» AIM OF THE EXERCISE:
Find the lines below that contain the word "проведения" and count them. Only the number should be given.

» EXCERPTED RECORDS:
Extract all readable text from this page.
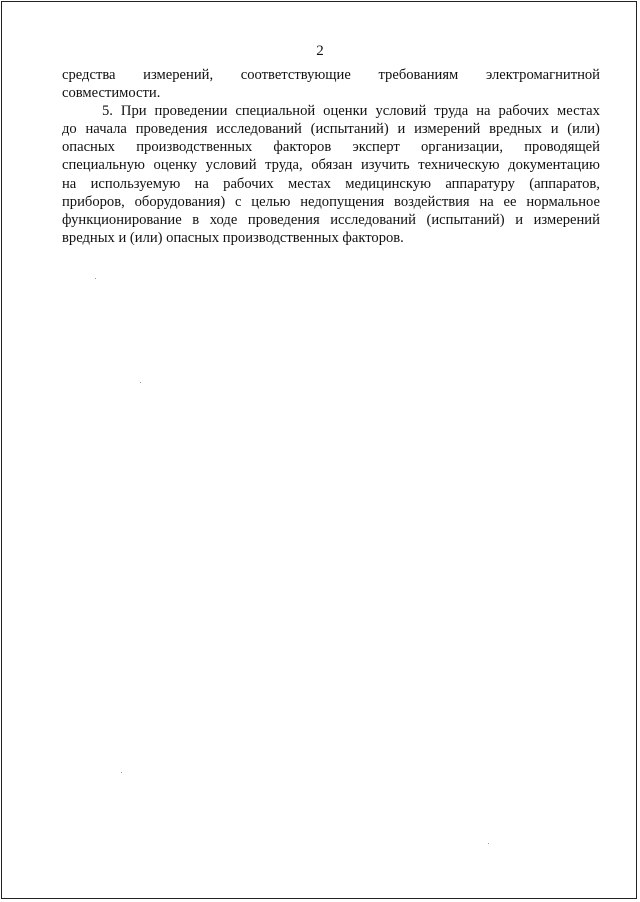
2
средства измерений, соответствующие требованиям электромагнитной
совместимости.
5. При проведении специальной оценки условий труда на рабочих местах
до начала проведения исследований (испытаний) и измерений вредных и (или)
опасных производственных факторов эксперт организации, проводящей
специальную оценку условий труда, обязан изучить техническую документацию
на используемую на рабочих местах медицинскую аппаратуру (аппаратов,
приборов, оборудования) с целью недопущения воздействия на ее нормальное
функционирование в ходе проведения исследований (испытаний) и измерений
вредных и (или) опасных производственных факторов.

...

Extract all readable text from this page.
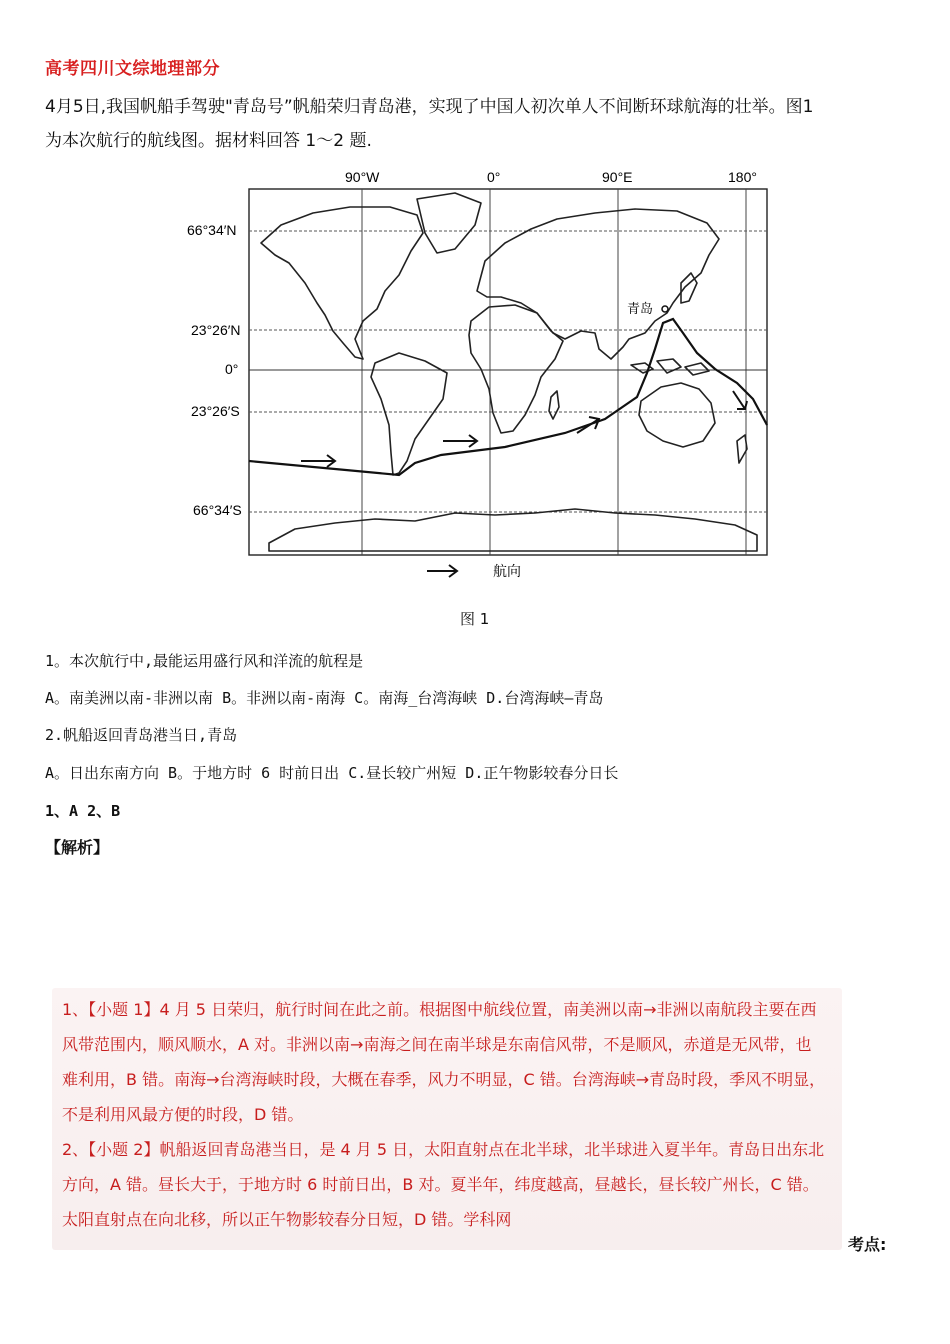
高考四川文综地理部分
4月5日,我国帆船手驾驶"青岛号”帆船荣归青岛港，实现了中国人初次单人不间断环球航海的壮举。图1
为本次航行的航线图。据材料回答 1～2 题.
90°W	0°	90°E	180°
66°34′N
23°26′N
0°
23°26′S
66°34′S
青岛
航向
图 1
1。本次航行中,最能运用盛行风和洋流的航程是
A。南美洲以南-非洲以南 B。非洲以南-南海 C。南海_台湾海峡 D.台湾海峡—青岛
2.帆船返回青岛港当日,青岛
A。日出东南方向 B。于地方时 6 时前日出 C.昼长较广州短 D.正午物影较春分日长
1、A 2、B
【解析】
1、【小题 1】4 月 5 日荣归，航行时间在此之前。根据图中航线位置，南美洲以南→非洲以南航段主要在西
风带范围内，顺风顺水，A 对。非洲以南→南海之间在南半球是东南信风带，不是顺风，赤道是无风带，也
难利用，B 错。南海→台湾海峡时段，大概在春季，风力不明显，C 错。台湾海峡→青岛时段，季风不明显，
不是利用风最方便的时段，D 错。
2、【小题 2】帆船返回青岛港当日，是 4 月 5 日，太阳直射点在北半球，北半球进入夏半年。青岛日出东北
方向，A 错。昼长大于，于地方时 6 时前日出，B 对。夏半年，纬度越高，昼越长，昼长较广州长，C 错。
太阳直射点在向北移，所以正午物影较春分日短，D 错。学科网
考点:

* * *

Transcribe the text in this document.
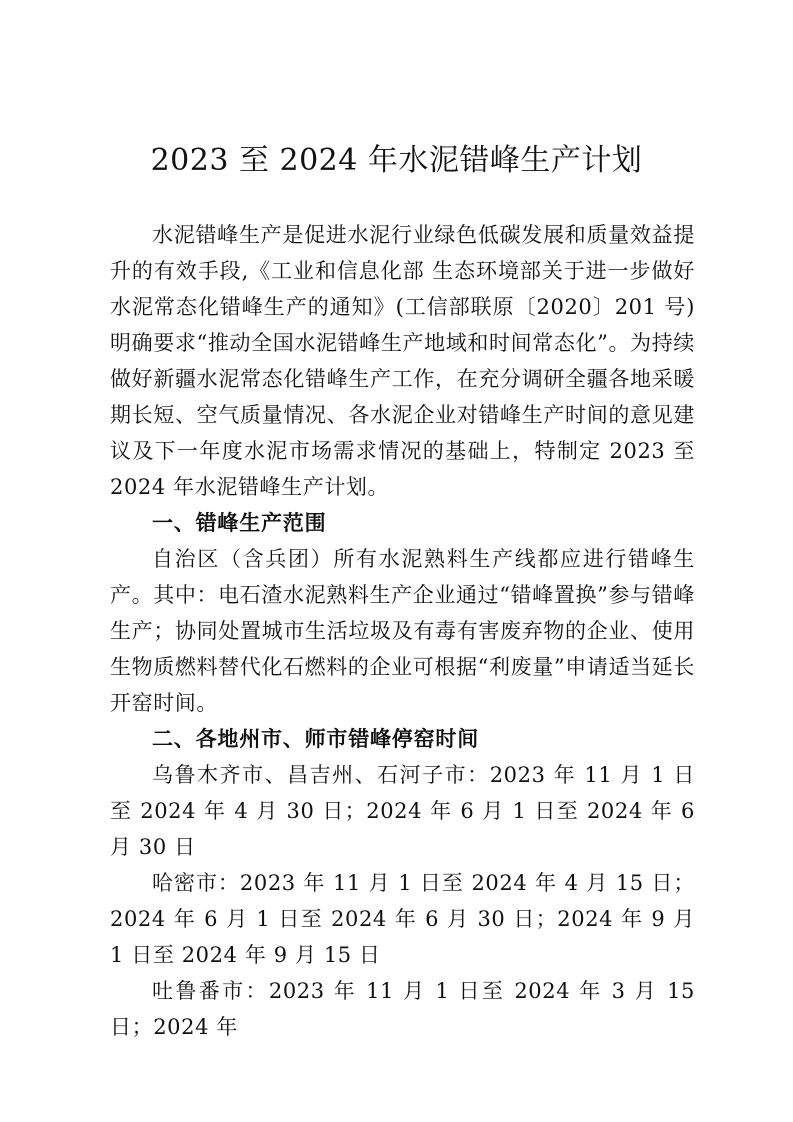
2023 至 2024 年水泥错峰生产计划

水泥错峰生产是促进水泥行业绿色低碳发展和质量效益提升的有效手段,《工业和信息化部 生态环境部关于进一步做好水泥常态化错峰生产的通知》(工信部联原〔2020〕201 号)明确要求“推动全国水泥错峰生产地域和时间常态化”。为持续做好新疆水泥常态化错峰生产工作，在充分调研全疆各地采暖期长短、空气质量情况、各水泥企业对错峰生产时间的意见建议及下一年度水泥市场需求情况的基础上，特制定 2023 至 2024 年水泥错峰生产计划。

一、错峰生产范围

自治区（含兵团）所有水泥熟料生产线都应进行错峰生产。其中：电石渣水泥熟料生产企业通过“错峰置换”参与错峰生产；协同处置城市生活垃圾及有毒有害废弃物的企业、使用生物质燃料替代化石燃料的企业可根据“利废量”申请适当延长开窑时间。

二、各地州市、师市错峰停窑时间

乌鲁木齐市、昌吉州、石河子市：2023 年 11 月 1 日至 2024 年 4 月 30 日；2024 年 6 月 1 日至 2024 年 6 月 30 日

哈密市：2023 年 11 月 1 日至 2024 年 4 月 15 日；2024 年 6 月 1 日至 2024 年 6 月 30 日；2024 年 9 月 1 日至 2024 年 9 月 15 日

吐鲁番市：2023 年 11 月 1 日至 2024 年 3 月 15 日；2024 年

» SOLUTION TO THE EXERCISE:
2